++++ Data supplied

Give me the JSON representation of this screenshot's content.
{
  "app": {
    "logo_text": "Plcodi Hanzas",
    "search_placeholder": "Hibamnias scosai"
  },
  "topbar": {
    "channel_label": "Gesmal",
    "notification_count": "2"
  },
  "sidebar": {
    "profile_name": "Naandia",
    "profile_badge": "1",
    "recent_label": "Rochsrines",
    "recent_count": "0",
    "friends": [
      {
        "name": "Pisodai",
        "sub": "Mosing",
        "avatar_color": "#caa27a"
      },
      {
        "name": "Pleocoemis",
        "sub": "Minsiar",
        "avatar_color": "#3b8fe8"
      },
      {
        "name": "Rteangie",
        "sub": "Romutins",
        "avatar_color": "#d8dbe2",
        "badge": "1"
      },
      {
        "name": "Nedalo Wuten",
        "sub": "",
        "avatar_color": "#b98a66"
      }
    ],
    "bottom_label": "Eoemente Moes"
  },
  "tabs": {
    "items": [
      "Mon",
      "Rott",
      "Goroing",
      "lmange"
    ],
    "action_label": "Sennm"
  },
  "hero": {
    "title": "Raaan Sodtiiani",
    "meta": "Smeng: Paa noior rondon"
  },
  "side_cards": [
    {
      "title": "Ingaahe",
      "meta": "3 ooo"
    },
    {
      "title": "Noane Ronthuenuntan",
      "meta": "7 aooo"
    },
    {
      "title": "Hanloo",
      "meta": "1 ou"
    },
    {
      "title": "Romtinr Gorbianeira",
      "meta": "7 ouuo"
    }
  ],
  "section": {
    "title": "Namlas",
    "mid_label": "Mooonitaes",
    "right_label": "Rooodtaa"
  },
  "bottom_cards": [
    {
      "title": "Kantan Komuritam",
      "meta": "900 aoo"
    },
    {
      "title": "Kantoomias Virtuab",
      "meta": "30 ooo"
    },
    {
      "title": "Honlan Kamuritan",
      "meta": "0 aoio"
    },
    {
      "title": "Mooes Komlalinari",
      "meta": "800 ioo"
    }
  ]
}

++++++++
++++ Data supplied

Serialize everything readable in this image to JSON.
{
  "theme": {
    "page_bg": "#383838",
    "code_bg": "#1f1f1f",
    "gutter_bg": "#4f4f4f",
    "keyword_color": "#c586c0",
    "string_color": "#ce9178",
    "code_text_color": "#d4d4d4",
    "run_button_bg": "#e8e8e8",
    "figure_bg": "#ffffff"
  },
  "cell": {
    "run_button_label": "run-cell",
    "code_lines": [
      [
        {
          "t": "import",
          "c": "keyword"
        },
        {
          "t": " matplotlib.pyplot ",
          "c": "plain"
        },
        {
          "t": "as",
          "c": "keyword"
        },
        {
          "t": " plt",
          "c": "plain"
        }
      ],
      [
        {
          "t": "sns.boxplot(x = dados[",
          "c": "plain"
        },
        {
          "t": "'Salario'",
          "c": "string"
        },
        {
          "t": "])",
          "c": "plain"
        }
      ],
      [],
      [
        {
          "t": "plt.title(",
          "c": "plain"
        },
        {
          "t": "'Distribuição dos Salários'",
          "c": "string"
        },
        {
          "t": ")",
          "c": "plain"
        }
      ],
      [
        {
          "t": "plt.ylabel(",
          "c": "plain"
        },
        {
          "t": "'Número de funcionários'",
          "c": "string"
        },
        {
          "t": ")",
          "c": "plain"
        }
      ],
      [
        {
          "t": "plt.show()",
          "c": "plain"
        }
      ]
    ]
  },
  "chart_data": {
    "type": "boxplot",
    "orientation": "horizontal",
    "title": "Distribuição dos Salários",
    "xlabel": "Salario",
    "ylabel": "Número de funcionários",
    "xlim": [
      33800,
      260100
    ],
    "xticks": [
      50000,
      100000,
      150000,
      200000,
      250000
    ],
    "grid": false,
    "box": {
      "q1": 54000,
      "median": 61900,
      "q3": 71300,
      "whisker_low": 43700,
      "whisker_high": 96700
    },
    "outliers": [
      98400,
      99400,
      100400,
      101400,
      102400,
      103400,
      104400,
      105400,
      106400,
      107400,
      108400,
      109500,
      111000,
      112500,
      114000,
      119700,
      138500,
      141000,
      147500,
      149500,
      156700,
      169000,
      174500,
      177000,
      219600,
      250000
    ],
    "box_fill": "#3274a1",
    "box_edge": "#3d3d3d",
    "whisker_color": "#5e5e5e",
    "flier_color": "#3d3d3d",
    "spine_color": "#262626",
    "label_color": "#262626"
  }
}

++++++++

> **Required work**: Go through the records and show every line with the string "Número" in it.

> **Full solution**:
          "t": "'Número de funcionários'",
    "ylabel": "Número de funcionários",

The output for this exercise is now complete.